### To be done
Copy the data below line for line without changing anything, and leave the pictures out of your copy.

### Records provided
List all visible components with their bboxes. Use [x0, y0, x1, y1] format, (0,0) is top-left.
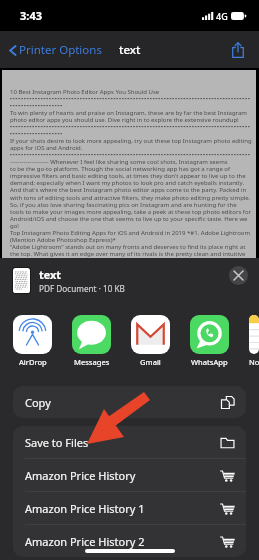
button[interactable]: AirDrop [13, 315, 52, 366]
staticText: 3:43 [20, 8, 42, 23]
staticText: with tons of editing tools and attractiv… [10, 194, 251, 202]
staticText: If your shots desire to look more appeal… [10, 137, 252, 145]
staticText: AirDrop [19, 357, 47, 366]
staticText: 10 Best Instagram Photo Editor Apps You … [10, 88, 160, 96]
button[interactable]: Amazon Price History [13, 459, 246, 491]
button[interactable]: WhatsApp [190, 315, 229, 366]
button[interactable]: Amazon Price History 1 [13, 492, 246, 524]
button[interactable]: Save to Files [13, 426, 246, 458]
staticText: Amazon Price History [25, 468, 136, 483]
staticText: Gmail [140, 357, 161, 366]
staticText: text [119, 42, 141, 58]
staticText: WhatsApp [191, 357, 228, 366]
staticText: To win plenty of hearts and praise on In… [10, 109, 247, 117]
button[interactable]: Close [229, 266, 248, 285]
staticText: Android/iOS and choose the one that seem… [10, 215, 248, 223]
staticText: Top Instagram Photo Editing Apps for iOS… [10, 229, 251, 237]
staticText: tools to make your images more appealing… [10, 208, 251, 216]
staticText: Save to Files [25, 435, 89, 450]
staticText: apps for iOS and Android. [10, 144, 83, 152]
staticText: -------------------- Whenever I feel lik… [10, 158, 228, 166]
staticText: Copy [25, 395, 51, 410]
button[interactable]: Amazon Price History 2 [13, 525, 246, 557]
staticText: text [39, 267, 61, 282]
staticText: demand; especially when I want my photos… [10, 179, 244, 187]
staticText: 4G [216, 10, 228, 22]
staticText: go! [10, 222, 19, 230]
staticText: (Mention Adobe Photoshop Express)* [10, 236, 116, 244]
staticText: photo editor apps you should use. Dive r… [10, 116, 239, 124]
button[interactable]: Messages [72, 315, 111, 366]
staticText: "Adobe Lightroom" stands out on many fro… [10, 243, 246, 251]
button[interactable]: Gmail [131, 315, 170, 366]
staticText: Amazon Price History 1 [25, 501, 145, 516]
staticText: impressive filters and basic editing too… [10, 172, 246, 180]
button[interactable]: Share [226, 38, 250, 62]
staticText: And that's where the best Instagram phot… [10, 186, 247, 194]
staticText: So, if you also love sharing fascinating… [10, 201, 237, 209]
button[interactable]: Notes [249, 315, 259, 366]
staticText: Amazon Price History 2 [25, 534, 145, 549]
staticText: the top. What gives it an edge over many… [10, 250, 246, 258]
button[interactable]: Printer Options [8, 42, 102, 58]
staticText: PDF Document · 10 KB [39, 283, 125, 294]
staticText: Notes [249, 357, 259, 366]
staticText: to be the go-to platform. Though the soc… [10, 165, 231, 173]
staticText: Printer Options [19, 42, 102, 58]
staticText: Messages [74, 357, 110, 366]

### Complete response
List all visible components with their bboxes. Use [x0, y0, x1, y1] format, (0,0) is top-left.
button[interactable]: AirDrop [13, 315, 52, 366]
staticText: 3:43 [20, 8, 42, 23]
staticText: with tons of editing tools and attractiv… [10, 194, 251, 202]
staticText: If your shots desire to look more appeal… [10, 137, 252, 145]
staticText: AirDrop [19, 357, 47, 366]
staticText: 10 Best Instagram Photo Editor Apps You … [10, 88, 160, 96]
button[interactable]: Amazon Price History [13, 459, 246, 491]
button[interactable]: WhatsApp [190, 315, 229, 366]
button[interactable]: Amazon Price History 1 [13, 492, 246, 524]
button[interactable]: Save to Files [13, 426, 246, 458]
staticText: Amazon Price History [25, 468, 136, 483]
staticText: Gmail [140, 357, 161, 366]
staticText: text [119, 42, 141, 58]
staticText: WhatsApp [191, 357, 228, 366]
staticText: To win plenty of hearts and praise on In… [10, 109, 247, 117]
button[interactable]: Close [229, 266, 248, 285]
staticText: Android/iOS and choose the one that seem… [10, 215, 248, 223]
staticText: Top Instagram Photo Editing Apps for iOS… [10, 229, 251, 237]
staticText: tools to make your images more appealing… [10, 208, 251, 216]
staticText: Save to Files [25, 435, 89, 450]
staticText: apps for iOS and Android. [10, 144, 83, 152]
staticText: -------------------- Whenever I feel lik… [10, 158, 228, 166]
staticText: Copy [25, 395, 51, 410]
button[interactable]: Amazon Price History 2 [13, 525, 246, 557]
staticText: text [39, 267, 61, 282]
staticText: demand; especially when I want my photos… [10, 179, 244, 187]
staticText: 4G [216, 10, 228, 22]
staticText: go! [10, 222, 19, 230]
staticText: (Mention Adobe Photoshop Express)* [10, 236, 116, 244]
staticText: photo editor apps you should use. Dive r… [10, 116, 239, 124]
button[interactable]: Messages [72, 315, 111, 366]
staticText: "Adobe Lightroom" stands out on many fro… [10, 243, 246, 251]
button[interactable]: Gmail [131, 315, 170, 366]
staticText: Amazon Price History 1 [25, 501, 145, 516]
staticText: impressive filters and basic editing too… [10, 172, 246, 180]
button[interactable]: Share [226, 38, 250, 62]
staticText: And that's where the best Instagram phot… [10, 186, 247, 194]
staticText: So, if you also love sharing fascinating… [10, 201, 237, 209]
button[interactable]: Notes [249, 315, 259, 366]
staticText: Amazon Price History 2 [25, 534, 145, 549]
staticText: the top. What gives it an edge over many… [10, 250, 246, 258]
button[interactable]: Printer Options [8, 42, 102, 58]
staticText: PDF Document · 10 KB [39, 283, 125, 294]
staticText: Notes [249, 357, 259, 366]
staticText: to be the go-to platform. Though the soc… [10, 165, 231, 173]
staticText: Printer Options [19, 42, 102, 58]
staticText: Messages [74, 357, 110, 366]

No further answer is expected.